- [Problem statement]:
Go through the records line by line and work out how many lines hold the word "JSON". Answer with the number only.

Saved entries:
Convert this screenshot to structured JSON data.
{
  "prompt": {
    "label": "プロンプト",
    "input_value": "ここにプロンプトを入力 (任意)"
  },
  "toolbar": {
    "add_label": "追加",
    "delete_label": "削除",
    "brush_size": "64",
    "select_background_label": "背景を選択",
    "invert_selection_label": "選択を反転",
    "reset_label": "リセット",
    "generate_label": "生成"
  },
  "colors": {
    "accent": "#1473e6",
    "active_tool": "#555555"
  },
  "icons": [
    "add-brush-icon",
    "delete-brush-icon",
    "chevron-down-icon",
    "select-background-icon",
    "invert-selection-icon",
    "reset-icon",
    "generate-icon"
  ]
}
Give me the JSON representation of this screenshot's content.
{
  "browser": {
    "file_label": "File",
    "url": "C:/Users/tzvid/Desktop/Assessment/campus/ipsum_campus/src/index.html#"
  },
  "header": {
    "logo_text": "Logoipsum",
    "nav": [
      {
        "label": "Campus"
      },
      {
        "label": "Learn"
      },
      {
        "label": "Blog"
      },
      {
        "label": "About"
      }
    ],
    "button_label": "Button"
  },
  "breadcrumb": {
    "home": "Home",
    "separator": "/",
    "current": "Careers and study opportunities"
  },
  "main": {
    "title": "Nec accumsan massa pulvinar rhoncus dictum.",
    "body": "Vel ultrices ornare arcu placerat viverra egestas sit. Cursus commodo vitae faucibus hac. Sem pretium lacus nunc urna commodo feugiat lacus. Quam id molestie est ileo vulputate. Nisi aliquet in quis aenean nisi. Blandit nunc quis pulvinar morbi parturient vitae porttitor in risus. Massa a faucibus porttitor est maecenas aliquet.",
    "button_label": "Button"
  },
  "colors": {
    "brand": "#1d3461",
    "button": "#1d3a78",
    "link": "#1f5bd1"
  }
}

- [Answer to this exercise]:
2